▶ Task description
Tally each line where the word "content" occurs, then give only the total.
++++
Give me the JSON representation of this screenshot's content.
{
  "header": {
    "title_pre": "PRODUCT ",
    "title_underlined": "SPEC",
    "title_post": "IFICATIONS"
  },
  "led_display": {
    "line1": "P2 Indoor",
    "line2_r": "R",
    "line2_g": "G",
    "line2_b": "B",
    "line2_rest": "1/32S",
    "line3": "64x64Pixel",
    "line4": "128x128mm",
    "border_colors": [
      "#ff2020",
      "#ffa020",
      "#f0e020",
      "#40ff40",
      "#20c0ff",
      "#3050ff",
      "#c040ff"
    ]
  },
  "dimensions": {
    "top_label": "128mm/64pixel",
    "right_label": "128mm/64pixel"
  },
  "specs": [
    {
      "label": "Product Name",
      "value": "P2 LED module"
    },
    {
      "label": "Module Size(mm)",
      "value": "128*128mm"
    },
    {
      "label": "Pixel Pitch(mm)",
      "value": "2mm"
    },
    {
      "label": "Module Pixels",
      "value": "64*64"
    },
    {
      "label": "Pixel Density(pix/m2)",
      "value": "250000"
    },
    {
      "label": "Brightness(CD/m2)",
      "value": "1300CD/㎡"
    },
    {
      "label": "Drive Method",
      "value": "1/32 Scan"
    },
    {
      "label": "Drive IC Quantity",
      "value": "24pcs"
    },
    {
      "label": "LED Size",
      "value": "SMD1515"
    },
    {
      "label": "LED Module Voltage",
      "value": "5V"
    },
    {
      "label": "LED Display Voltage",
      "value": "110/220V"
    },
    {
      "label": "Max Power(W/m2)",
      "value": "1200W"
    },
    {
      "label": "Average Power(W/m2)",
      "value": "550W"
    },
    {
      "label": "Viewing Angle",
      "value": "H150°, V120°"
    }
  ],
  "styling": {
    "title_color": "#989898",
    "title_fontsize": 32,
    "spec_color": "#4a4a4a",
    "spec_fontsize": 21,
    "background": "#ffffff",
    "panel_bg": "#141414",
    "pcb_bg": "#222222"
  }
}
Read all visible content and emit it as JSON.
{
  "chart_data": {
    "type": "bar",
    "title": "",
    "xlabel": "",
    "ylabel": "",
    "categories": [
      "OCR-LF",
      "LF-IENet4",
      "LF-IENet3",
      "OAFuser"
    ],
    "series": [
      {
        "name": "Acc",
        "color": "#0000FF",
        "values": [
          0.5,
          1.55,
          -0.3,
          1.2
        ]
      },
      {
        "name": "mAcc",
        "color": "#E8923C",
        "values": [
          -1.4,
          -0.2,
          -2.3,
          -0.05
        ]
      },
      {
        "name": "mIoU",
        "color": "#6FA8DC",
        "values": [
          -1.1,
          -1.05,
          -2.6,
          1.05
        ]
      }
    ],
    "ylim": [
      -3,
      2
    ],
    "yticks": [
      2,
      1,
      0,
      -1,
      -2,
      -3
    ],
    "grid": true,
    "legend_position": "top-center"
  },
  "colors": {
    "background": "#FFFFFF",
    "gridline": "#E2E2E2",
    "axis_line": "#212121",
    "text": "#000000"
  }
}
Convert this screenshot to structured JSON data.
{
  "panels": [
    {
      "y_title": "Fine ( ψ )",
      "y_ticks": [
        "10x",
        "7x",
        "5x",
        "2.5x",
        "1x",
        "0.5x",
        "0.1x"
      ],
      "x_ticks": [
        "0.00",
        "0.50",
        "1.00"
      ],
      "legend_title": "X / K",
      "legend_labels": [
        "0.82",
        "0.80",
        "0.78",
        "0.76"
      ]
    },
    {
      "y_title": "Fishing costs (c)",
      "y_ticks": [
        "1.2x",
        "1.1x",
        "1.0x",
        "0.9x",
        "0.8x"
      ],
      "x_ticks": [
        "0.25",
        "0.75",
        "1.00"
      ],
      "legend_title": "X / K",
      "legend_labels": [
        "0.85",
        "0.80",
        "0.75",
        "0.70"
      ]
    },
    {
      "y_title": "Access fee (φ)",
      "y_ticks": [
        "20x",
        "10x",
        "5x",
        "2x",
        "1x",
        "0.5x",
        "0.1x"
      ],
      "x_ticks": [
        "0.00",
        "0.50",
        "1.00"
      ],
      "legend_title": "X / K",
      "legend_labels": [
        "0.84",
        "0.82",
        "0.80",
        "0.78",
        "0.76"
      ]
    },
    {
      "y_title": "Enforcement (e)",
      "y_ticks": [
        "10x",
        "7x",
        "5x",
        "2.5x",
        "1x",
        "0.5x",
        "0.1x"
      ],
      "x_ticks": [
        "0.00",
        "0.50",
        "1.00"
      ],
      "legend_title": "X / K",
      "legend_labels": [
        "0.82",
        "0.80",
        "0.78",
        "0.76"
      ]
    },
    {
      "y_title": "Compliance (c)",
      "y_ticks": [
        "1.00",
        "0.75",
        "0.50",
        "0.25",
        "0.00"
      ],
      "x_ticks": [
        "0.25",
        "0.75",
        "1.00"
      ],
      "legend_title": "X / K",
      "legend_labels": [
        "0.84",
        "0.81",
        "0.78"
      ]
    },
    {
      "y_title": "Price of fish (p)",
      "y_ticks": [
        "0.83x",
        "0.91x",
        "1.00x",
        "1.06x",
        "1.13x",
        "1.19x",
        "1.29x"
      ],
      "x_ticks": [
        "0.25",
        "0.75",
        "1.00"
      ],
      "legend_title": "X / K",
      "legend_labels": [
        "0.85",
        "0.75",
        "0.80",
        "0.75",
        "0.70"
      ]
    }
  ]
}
++++
▶ Exercise answer
2